§ EXERCISE GOAL:
Your task is to copy the listing exactly. Drop any pictures from the copy.

--- start of ENTRIES SHOWN ---

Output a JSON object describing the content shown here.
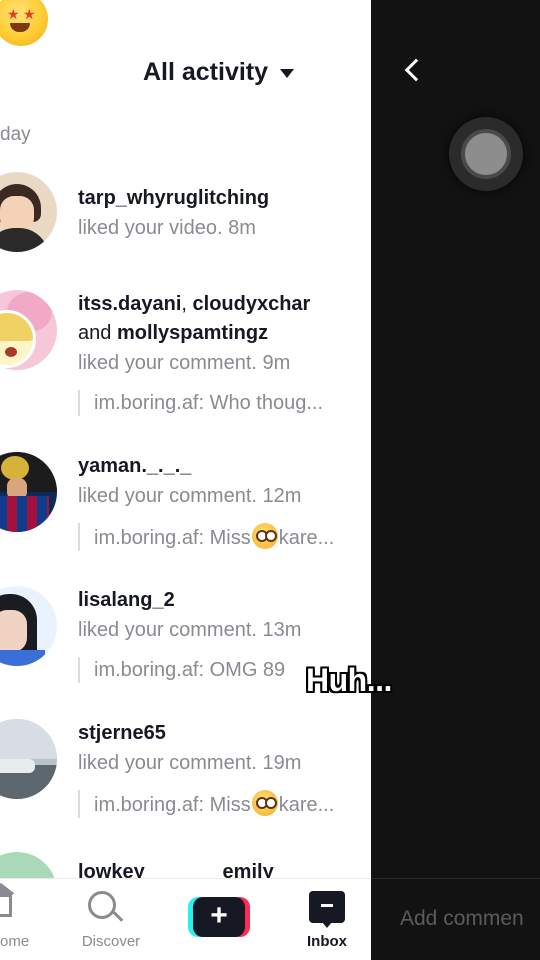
{
  "header": {
    "title": "All activity"
  },
  "section": {
    "label": "day"
  },
  "items": [
    {
      "user_line": "tarp_whyruglitching",
      "activity": "liked your video.",
      "time": "8m"
    },
    {
      "user_a": "itss.dayani",
      "sep": ", ",
      "user_b": "cloudyxchar",
      "and": "and ",
      "user_c": "mollyspamtingz",
      "activity": "liked your comment.",
      "time": "9m",
      "quote": "im.boring.af: Who thoug..."
    },
    {
      "user_line": "yaman._._._",
      "activity": "liked your comment.",
      "time": "12m",
      "quote_pre": "im.boring.af: Miss",
      "quote_post": "kare..."
    },
    {
      "user_line": "lisalang_2",
      "activity": "liked your comment.",
      "time": "13m",
      "quote": "im.boring.af: OMG 89"
    },
    {
      "user_line": "stjerne65",
      "activity": "liked your comment.",
      "time": "19m",
      "quote_pre": "im.boring.af: Miss",
      "quote_post": "kare..."
    },
    {
      "user_line": "lowkey_______emily"
    }
  ],
  "nav": {
    "home": "ome",
    "discover": "Discover",
    "create": "+",
    "inbox": "Inbox"
  },
  "comment": {
    "placeholder": "Add commen"
  },
  "caption": "Huh..."
}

--- end of ENTRIES SHOWN ---

§ ANSWER IN FULL:
Output a JSON object describing the content shown here.
{
  "header": {
    "title": "All activity"
  },
  "section": {
    "label": "day"
  },
  "items": [
    {
      "user_line": "tarp_whyruglitching",
      "activity": "liked your video.",
      "time": "8m"
    },
    {
      "user_a": "itss.dayani",
      "sep": ", ",
      "user_b": "cloudyxchar",
      "and": "and ",
      "user_c": "mollyspamtingz",
      "activity": "liked your comment.",
      "time": "9m",
      "quote": "im.boring.af: Who thoug..."
    },
    {
      "user_line": "yaman._._._",
      "activity": "liked your comment.",
      "time": "12m",
      "quote_pre": "im.boring.af: Miss",
      "quote_post": "kare..."
    },
    {
      "user_line": "lisalang_2",
      "activity": "liked your comment.",
      "time": "13m",
      "quote": "im.boring.af: OMG 89"
    },
    {
      "user_line": "stjerne65",
      "activity": "liked your comment.",
      "time": "19m",
      "quote_pre": "im.boring.af: Miss",
      "quote_post": "kare..."
    },
    {
      "user_line": "lowkey_______emily"
    }
  ],
  "nav": {
    "home": "ome",
    "discover": "Discover",
    "create": "+",
    "inbox": "Inbox"
  },
  "comment": {
    "placeholder": "Add commen"
  },
  "caption": "Huh..."
}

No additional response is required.